Start Supplied data

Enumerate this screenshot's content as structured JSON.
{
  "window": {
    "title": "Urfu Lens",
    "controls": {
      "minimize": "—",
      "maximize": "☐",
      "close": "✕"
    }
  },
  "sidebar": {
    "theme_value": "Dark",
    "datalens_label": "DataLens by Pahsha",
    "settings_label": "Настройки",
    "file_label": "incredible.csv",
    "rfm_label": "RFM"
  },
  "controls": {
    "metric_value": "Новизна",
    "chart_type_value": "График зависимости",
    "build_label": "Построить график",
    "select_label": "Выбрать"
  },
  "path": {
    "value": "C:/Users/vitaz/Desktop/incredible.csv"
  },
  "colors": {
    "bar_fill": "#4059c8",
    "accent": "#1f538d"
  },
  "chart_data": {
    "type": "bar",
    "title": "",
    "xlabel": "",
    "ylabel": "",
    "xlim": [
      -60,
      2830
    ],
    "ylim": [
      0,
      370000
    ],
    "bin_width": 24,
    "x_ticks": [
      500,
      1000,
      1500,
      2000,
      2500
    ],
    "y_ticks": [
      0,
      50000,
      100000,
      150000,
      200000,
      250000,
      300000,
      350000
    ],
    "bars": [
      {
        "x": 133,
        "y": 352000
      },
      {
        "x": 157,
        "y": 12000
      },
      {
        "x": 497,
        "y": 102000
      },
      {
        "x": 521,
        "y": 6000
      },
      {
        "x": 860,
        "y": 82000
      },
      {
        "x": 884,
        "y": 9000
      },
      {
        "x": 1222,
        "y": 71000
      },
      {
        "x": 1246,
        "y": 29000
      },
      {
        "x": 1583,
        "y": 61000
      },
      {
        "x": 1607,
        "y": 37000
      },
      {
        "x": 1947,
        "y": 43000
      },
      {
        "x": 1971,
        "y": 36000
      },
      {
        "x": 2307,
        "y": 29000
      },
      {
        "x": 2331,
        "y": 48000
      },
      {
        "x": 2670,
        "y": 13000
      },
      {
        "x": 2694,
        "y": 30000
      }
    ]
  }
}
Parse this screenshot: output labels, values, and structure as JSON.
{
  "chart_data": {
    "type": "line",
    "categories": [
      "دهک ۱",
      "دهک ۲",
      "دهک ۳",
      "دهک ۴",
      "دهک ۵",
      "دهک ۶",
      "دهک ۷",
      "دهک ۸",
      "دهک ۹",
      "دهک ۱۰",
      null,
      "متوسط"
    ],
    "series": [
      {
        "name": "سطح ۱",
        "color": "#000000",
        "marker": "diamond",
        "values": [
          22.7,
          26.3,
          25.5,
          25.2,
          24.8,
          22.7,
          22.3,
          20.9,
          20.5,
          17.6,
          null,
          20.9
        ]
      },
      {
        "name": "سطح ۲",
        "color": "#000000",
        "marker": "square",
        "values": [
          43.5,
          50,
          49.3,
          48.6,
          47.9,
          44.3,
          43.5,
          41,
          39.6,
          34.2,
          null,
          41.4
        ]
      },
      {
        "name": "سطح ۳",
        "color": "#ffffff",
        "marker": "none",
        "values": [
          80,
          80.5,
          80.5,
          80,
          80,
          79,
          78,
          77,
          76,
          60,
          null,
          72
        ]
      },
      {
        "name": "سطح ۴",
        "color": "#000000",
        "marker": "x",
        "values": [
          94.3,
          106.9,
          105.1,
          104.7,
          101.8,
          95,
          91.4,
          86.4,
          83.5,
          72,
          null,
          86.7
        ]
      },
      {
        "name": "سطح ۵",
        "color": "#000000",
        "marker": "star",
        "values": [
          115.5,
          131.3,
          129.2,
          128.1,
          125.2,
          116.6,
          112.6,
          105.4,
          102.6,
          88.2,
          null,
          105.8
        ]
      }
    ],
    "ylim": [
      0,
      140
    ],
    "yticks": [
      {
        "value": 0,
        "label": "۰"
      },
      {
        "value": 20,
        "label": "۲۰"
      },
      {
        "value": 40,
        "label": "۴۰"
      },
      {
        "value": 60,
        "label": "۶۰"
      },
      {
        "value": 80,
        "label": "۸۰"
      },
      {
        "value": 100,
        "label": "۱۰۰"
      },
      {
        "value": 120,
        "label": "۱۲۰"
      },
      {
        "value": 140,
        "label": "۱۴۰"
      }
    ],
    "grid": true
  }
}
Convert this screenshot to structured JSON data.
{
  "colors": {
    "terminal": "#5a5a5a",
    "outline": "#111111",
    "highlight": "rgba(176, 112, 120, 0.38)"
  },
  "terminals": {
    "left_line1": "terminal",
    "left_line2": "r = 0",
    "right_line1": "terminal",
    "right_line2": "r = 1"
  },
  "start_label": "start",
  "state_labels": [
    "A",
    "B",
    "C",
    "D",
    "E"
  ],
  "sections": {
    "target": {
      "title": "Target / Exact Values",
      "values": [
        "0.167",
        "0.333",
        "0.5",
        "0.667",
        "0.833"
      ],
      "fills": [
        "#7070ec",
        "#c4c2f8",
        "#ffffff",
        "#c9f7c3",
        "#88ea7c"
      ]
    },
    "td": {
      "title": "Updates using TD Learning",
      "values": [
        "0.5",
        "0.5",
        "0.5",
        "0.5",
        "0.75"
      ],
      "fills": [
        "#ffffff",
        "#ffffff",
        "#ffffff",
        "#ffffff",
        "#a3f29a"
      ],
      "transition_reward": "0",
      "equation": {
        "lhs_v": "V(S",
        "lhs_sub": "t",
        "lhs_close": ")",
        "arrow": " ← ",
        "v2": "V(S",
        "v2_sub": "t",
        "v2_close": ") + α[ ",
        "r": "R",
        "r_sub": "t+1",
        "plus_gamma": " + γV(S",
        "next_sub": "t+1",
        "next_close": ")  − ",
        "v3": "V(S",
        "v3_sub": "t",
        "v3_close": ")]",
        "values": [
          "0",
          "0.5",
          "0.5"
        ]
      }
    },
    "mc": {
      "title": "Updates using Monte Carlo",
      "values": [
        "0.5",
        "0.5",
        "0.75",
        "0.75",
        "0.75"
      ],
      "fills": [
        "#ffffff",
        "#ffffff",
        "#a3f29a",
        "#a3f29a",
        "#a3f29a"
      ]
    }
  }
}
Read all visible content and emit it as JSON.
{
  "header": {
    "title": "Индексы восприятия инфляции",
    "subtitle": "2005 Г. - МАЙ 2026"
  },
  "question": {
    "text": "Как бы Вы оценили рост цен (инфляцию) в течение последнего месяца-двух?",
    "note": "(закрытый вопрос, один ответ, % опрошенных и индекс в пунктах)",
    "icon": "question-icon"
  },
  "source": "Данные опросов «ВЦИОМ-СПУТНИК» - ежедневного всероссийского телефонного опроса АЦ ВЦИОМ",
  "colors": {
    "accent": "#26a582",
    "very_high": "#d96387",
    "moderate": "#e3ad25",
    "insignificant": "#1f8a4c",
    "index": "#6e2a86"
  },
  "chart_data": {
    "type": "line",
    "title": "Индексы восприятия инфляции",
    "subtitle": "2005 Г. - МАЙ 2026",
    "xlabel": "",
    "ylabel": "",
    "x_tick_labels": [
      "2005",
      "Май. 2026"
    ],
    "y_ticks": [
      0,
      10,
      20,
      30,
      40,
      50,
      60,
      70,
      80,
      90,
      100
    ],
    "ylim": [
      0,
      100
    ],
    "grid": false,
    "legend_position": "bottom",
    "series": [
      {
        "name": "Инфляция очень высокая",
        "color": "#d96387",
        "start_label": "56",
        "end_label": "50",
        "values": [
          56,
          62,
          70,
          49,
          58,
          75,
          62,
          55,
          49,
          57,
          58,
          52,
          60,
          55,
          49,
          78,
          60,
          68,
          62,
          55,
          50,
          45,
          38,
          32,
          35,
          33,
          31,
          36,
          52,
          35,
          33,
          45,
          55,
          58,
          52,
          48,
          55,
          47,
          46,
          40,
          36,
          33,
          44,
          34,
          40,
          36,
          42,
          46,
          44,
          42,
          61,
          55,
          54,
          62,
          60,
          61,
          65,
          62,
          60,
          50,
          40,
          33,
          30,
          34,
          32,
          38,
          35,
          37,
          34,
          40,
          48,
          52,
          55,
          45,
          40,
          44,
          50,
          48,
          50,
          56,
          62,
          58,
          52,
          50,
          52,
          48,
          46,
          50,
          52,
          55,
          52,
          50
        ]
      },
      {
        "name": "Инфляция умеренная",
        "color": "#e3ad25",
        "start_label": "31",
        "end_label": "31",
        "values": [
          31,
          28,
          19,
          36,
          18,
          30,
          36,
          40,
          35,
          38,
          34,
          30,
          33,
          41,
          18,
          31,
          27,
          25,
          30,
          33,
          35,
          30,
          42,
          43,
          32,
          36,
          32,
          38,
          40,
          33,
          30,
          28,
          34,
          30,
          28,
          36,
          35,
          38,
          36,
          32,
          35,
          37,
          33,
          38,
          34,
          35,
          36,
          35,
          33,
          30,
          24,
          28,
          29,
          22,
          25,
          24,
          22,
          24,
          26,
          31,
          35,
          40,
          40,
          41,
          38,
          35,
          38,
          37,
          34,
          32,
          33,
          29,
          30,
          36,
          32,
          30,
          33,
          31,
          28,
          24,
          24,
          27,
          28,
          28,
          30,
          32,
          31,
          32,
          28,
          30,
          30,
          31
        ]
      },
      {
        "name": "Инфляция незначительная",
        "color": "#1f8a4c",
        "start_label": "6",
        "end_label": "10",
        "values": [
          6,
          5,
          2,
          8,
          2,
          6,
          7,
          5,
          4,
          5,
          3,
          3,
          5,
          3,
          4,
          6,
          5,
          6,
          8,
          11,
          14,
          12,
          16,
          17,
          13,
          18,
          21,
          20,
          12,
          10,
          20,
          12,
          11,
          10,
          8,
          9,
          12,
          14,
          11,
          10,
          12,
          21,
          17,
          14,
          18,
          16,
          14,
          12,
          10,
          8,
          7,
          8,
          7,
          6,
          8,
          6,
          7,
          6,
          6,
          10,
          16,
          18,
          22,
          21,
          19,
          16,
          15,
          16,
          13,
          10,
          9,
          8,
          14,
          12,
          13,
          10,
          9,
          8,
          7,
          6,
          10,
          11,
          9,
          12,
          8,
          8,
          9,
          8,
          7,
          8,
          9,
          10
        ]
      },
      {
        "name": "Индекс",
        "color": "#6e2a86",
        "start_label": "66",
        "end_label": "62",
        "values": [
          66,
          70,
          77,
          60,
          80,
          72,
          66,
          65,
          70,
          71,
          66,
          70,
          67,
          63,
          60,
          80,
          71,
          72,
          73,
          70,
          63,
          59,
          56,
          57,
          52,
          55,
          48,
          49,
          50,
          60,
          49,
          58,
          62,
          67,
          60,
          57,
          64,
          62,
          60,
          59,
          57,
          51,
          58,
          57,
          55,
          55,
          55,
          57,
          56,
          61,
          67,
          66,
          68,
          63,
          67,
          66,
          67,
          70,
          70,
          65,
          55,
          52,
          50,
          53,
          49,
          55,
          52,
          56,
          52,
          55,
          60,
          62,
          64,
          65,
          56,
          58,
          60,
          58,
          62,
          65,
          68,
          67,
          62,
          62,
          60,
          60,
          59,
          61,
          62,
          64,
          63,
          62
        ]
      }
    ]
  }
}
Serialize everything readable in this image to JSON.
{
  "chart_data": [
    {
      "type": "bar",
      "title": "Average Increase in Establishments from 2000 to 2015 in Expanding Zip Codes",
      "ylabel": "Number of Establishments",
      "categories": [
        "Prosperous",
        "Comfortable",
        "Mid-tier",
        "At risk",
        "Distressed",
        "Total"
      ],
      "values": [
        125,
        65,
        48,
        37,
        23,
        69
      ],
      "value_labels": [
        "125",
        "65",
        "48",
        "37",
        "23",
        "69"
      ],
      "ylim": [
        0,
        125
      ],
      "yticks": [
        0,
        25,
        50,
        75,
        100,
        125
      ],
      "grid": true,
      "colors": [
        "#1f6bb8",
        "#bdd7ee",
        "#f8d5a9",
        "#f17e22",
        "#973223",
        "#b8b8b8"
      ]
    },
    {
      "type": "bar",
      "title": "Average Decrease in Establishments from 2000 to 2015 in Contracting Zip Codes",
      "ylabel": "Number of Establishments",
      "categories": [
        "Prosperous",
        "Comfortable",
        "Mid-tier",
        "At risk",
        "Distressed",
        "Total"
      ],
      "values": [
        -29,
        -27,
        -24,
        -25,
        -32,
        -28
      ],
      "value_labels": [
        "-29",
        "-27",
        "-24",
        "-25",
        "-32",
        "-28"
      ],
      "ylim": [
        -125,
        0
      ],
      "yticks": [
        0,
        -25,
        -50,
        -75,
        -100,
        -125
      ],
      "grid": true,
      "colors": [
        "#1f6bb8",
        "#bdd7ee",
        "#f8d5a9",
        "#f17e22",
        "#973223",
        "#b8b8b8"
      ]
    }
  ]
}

End Supplied data

■ Your instructions: Look through the records and gather every line containing "using".

■ Response:
      "title": "Updates using TD Learning",
      "title": "Updates using Monte Carlo",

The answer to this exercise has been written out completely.